▶ REQUIRED TASK
State the number of lines in these records holding "java". Say nothing more.

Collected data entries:

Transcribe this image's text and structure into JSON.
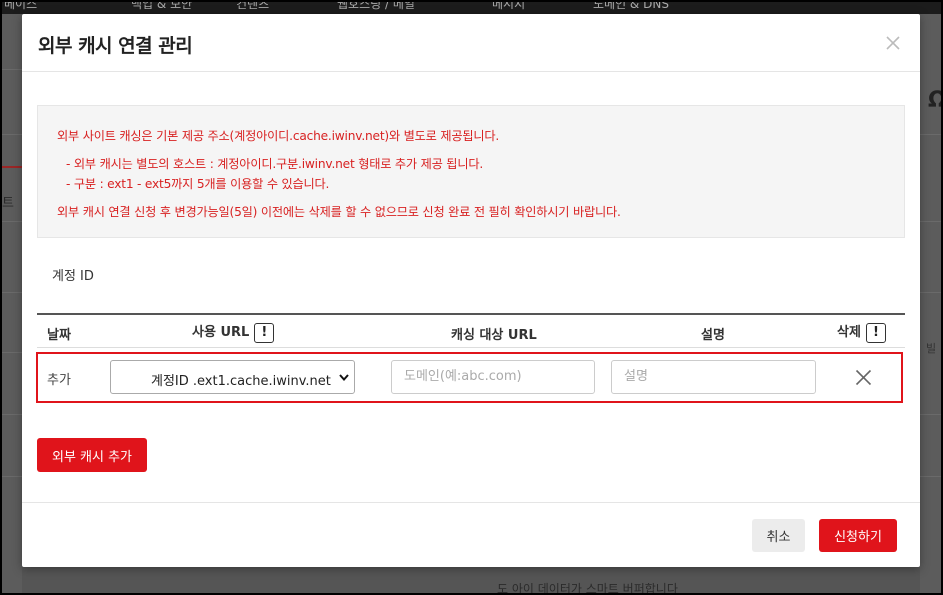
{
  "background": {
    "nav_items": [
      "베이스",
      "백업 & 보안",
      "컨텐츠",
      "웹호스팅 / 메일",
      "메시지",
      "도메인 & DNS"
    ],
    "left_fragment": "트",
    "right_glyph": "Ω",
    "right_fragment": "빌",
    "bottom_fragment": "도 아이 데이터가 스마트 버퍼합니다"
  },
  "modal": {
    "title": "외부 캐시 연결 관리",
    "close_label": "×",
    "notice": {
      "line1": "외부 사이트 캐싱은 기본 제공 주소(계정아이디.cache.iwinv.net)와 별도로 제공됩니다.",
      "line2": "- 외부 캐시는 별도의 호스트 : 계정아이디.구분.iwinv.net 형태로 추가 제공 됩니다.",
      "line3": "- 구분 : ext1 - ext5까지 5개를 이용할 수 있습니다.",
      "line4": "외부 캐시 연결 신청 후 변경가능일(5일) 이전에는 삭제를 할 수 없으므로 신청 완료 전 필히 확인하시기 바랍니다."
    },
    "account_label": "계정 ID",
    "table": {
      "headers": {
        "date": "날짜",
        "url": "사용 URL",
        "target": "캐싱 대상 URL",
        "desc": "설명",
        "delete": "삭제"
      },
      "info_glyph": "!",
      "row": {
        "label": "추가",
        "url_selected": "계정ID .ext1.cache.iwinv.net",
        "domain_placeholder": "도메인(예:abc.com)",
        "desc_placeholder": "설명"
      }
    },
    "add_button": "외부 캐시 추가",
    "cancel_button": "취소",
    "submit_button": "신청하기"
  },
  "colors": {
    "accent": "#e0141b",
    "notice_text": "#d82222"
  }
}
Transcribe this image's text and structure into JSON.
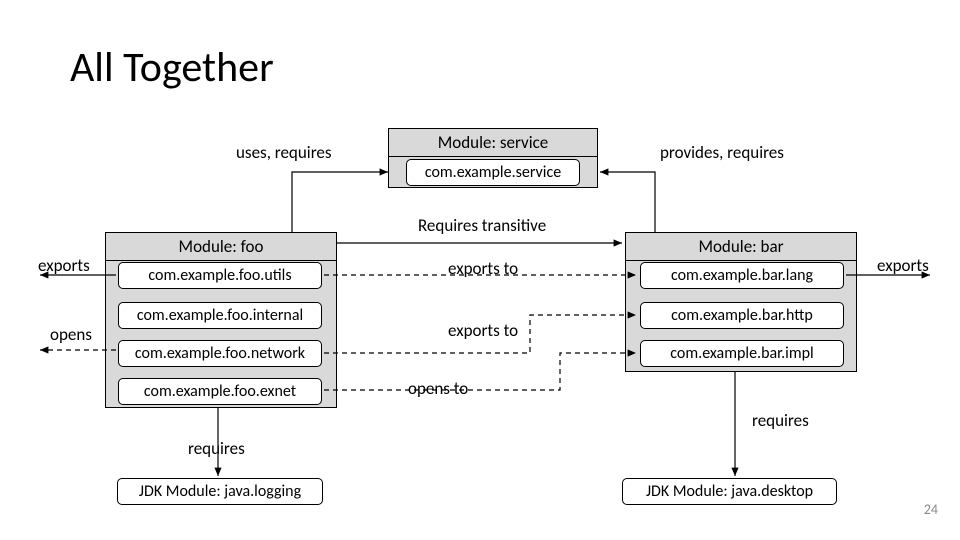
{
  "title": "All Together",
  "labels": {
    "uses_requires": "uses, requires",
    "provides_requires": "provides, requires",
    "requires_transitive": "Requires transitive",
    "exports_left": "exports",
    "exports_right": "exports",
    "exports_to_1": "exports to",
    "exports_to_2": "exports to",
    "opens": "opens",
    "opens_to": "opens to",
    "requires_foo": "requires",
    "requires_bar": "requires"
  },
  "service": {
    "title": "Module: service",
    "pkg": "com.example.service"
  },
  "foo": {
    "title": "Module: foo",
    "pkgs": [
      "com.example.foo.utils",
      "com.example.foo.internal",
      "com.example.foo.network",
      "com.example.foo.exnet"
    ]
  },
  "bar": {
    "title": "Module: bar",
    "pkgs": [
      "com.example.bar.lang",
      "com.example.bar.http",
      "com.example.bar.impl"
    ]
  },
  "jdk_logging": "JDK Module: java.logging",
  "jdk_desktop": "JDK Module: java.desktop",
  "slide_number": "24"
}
---
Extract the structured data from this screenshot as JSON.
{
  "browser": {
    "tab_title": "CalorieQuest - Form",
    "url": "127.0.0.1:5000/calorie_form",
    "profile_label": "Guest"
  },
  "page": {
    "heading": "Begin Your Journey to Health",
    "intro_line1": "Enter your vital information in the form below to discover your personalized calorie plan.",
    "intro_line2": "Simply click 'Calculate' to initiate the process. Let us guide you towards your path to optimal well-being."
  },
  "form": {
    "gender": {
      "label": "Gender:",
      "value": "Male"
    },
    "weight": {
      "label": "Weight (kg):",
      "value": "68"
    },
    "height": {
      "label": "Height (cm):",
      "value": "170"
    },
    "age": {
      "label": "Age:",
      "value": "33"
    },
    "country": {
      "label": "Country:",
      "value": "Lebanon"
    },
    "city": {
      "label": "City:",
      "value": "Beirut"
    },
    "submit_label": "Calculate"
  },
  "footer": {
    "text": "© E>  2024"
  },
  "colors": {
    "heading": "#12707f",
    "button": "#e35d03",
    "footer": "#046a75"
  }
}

▶ TASK RESULT
2